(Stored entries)
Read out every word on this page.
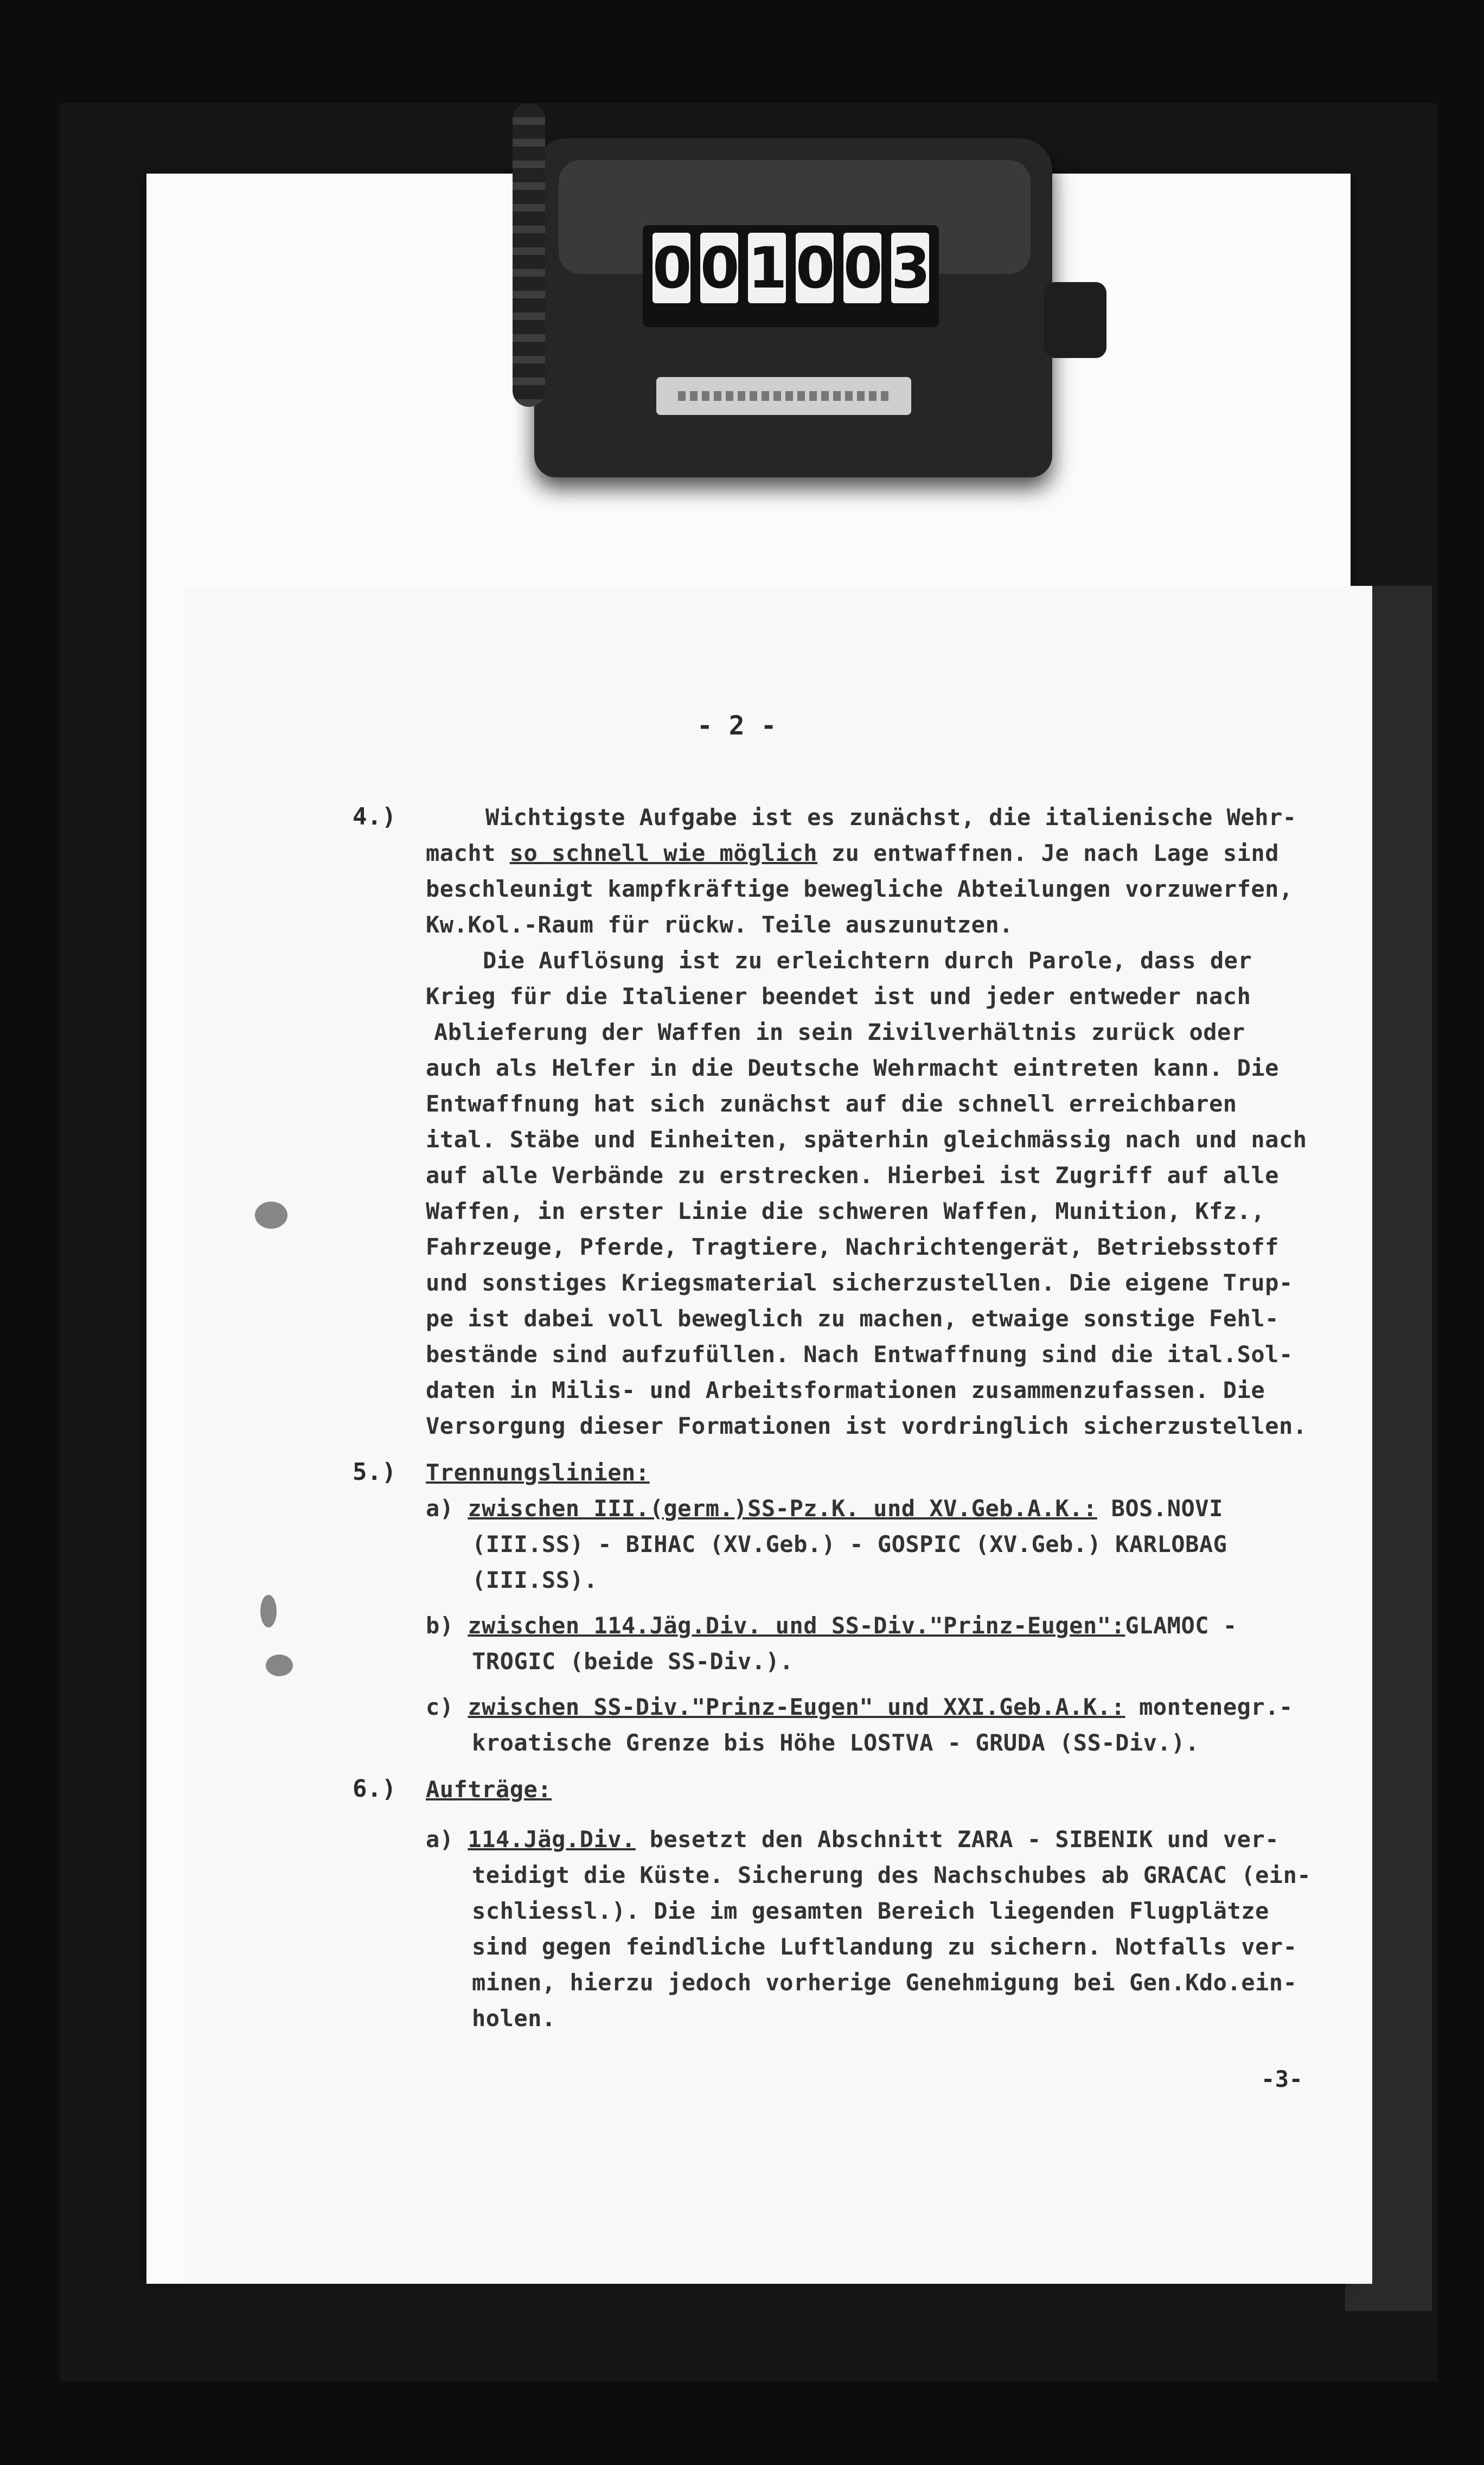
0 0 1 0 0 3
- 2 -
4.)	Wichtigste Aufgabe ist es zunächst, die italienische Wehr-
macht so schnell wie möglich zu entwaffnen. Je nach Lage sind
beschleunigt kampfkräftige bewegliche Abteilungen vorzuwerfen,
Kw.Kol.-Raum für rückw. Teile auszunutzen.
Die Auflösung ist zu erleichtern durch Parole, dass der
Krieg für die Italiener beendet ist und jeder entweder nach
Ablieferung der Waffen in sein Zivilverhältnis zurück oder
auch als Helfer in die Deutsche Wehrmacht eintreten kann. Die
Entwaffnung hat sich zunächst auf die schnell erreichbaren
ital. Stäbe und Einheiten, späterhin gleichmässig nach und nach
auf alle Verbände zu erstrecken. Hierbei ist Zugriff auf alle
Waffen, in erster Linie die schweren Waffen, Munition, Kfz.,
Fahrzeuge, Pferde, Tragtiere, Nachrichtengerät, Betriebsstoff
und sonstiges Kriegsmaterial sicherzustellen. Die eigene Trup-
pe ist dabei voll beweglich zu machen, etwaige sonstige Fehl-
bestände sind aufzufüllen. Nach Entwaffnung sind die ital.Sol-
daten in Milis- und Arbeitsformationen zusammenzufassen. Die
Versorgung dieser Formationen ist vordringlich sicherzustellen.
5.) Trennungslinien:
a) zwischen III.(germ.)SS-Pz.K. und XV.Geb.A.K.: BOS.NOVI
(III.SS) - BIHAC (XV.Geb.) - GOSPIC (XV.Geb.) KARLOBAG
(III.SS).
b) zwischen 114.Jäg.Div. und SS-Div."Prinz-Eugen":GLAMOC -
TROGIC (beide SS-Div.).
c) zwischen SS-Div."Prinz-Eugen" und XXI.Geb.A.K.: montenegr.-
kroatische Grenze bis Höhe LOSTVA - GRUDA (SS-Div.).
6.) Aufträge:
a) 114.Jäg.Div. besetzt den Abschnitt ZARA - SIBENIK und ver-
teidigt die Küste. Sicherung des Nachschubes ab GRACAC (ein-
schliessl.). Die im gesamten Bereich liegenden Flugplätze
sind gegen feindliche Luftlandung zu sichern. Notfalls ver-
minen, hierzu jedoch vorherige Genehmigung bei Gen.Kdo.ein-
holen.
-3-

--

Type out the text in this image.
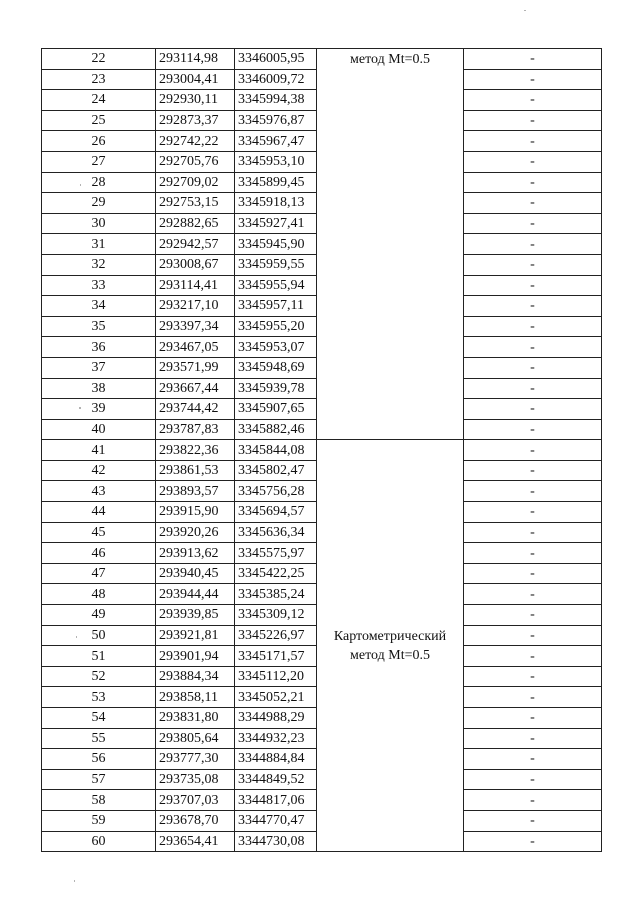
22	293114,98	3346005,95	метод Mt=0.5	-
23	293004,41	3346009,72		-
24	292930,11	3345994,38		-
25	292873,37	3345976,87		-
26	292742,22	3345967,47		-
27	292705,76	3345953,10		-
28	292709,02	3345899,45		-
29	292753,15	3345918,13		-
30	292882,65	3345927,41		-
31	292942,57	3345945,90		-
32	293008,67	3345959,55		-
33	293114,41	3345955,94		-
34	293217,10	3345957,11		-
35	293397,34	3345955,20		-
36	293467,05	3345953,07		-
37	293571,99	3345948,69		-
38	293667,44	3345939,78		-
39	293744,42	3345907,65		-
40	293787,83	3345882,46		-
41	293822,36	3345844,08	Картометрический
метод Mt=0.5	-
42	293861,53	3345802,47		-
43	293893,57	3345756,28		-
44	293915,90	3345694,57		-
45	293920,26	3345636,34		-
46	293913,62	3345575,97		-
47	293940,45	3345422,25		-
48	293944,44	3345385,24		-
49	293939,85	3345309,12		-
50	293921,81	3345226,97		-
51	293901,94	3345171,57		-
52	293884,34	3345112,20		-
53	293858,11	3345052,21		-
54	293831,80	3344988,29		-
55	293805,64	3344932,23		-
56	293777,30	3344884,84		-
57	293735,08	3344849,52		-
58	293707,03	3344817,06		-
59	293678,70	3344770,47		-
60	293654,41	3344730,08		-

### Task brief:
Search the entries for the string "schnell" and collect each line that has it.

### Exercise solution:
macht so schnell wie möglich zu entwaffnen. Je nach Lage sind
Entwaffnung hat sich zunächst auf die schnell erreichbaren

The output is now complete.